→ **TASK DESCRIPTION**: Below are records; count the lines that contain "value" and give only the total.

## BEGIN MATERIAL SHOWN

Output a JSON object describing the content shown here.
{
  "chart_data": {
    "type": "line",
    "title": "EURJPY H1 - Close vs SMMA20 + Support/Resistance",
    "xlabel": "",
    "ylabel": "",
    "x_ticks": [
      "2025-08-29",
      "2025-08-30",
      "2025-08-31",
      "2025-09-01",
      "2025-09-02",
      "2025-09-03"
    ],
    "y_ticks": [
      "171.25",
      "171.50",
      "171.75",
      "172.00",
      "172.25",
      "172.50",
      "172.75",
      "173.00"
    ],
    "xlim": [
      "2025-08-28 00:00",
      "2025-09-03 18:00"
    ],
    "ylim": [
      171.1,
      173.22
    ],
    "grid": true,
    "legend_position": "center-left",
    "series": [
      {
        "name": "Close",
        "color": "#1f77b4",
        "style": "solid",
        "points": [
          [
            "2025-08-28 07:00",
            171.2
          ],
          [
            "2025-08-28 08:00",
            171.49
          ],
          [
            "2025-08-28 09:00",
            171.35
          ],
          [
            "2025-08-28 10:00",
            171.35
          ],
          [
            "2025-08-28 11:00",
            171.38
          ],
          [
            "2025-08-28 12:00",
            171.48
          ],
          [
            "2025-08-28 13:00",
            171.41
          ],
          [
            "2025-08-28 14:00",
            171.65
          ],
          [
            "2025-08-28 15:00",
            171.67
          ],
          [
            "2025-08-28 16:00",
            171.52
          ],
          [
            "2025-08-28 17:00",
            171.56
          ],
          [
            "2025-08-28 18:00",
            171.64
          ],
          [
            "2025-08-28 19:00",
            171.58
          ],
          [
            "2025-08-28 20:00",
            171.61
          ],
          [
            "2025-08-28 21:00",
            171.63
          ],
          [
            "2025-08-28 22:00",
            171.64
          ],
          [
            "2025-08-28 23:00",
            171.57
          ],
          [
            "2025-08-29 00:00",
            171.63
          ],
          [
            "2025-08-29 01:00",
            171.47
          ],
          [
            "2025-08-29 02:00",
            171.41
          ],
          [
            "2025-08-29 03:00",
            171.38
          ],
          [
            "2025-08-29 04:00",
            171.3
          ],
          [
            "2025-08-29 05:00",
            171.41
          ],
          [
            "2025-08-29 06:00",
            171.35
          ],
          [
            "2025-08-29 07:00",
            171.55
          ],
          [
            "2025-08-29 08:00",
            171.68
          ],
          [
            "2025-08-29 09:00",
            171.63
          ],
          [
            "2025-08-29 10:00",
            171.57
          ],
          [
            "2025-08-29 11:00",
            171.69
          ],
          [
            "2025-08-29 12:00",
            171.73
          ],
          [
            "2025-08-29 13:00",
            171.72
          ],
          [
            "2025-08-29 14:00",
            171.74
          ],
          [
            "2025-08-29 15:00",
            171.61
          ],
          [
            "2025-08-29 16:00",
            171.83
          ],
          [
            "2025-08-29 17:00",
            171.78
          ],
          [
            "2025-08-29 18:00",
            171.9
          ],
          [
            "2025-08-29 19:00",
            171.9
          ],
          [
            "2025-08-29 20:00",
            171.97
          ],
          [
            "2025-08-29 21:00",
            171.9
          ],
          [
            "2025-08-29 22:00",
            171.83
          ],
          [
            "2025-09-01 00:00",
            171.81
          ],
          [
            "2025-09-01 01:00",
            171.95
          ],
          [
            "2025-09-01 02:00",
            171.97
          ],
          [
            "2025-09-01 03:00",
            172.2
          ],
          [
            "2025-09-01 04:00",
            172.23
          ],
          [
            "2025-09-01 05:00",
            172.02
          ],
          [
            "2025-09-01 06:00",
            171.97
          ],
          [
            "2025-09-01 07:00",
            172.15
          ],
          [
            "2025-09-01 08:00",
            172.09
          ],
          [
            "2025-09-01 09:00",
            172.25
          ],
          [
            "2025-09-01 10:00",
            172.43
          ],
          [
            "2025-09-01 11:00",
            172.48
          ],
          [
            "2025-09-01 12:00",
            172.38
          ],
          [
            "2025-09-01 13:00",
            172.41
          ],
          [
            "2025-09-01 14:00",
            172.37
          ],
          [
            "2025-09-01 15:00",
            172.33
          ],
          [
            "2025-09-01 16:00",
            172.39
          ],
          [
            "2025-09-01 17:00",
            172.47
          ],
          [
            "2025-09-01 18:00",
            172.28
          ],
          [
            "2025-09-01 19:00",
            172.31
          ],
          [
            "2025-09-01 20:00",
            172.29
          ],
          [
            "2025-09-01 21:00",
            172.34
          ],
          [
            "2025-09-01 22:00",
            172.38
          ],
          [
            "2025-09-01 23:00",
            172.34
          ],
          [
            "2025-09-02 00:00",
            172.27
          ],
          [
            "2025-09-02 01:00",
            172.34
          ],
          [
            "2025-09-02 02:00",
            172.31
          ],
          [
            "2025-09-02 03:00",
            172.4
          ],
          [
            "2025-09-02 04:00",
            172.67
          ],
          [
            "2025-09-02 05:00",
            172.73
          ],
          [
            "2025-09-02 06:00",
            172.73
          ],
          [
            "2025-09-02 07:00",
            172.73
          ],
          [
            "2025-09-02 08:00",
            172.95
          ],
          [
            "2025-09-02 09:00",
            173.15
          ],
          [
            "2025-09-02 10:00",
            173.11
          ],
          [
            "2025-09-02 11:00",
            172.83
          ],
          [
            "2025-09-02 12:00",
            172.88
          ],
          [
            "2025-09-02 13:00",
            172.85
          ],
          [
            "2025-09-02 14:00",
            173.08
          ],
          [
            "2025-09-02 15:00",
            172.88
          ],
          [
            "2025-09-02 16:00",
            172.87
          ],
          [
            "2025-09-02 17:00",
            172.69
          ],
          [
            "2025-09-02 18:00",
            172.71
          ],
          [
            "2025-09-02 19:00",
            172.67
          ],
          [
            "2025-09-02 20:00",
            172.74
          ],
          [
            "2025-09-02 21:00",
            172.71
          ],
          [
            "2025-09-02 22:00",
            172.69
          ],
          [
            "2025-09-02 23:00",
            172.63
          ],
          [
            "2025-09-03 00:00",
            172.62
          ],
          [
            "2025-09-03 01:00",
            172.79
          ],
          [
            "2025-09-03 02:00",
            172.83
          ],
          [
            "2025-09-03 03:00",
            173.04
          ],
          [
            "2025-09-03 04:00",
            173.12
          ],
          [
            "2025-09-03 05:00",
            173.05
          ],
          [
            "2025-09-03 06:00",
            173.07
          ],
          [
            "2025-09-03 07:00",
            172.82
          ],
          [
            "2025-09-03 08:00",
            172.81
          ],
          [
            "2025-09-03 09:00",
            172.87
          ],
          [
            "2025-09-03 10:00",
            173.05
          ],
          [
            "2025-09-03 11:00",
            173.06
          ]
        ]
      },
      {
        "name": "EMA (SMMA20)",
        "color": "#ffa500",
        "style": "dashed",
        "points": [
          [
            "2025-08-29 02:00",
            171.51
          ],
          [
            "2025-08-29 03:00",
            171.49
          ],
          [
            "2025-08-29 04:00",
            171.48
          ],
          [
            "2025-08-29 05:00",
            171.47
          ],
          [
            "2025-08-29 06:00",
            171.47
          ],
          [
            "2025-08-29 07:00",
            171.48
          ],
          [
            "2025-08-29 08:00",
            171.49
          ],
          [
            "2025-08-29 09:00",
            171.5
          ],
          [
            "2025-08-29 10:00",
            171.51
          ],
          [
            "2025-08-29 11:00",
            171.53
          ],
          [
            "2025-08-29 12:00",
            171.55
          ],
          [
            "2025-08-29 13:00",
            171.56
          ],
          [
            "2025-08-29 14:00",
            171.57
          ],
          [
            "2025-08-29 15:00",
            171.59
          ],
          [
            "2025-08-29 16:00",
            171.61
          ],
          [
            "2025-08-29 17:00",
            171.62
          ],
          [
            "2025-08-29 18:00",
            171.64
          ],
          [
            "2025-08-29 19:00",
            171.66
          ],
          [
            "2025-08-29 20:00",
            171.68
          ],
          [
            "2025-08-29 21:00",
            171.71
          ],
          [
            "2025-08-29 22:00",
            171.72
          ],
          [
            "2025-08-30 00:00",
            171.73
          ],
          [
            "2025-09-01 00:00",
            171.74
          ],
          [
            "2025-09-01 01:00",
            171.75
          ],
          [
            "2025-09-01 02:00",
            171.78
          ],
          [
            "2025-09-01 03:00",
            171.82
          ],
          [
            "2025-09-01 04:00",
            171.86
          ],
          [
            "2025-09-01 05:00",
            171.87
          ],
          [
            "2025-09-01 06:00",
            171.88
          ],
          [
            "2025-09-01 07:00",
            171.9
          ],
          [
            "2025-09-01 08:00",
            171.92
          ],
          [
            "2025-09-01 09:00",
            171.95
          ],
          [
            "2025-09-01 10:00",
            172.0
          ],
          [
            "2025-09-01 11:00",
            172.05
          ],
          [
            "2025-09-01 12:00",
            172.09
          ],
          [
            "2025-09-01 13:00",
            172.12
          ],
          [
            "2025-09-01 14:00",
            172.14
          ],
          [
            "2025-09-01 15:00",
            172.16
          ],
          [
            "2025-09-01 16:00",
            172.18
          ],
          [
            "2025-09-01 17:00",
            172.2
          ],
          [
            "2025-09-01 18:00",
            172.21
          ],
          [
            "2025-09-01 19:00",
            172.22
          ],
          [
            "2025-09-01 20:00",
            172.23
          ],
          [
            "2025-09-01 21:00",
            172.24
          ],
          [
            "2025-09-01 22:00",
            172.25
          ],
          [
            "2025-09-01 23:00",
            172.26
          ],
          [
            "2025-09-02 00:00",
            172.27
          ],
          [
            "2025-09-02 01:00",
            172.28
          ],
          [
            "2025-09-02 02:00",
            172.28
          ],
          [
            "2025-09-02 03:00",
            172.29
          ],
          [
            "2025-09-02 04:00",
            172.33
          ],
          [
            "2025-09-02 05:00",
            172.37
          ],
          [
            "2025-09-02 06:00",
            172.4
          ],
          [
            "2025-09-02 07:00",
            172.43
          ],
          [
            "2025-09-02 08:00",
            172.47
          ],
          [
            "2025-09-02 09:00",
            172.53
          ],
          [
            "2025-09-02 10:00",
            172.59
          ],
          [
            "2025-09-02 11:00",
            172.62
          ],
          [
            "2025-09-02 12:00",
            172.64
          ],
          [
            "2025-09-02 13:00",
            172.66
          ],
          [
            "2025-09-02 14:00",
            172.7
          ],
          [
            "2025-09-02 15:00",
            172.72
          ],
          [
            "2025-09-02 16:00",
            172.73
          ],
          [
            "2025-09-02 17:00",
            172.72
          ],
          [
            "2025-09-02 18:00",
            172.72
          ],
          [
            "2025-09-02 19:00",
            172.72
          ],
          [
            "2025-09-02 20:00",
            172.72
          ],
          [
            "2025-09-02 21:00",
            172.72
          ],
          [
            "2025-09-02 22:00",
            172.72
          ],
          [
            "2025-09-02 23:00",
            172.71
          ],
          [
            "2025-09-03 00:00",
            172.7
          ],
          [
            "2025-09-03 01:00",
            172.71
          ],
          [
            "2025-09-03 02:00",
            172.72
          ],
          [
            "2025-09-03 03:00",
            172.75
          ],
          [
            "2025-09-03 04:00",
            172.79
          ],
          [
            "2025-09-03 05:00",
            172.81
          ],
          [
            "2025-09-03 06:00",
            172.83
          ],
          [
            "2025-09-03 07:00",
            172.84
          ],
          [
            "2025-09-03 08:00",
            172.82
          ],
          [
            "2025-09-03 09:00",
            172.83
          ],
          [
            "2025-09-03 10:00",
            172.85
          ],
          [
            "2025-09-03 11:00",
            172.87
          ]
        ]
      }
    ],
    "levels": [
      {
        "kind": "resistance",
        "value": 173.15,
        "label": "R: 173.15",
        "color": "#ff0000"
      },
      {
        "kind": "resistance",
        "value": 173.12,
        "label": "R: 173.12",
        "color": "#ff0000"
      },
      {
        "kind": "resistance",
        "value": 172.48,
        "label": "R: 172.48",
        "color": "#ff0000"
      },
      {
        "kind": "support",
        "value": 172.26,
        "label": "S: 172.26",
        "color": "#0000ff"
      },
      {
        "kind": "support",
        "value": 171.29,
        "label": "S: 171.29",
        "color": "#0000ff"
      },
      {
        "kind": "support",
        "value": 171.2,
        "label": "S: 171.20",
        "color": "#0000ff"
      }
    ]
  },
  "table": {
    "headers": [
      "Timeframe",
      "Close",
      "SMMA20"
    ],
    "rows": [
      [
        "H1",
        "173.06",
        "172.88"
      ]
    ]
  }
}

## END MATERIAL SHOWN

→ **COMPLETE RESPONSE**: 6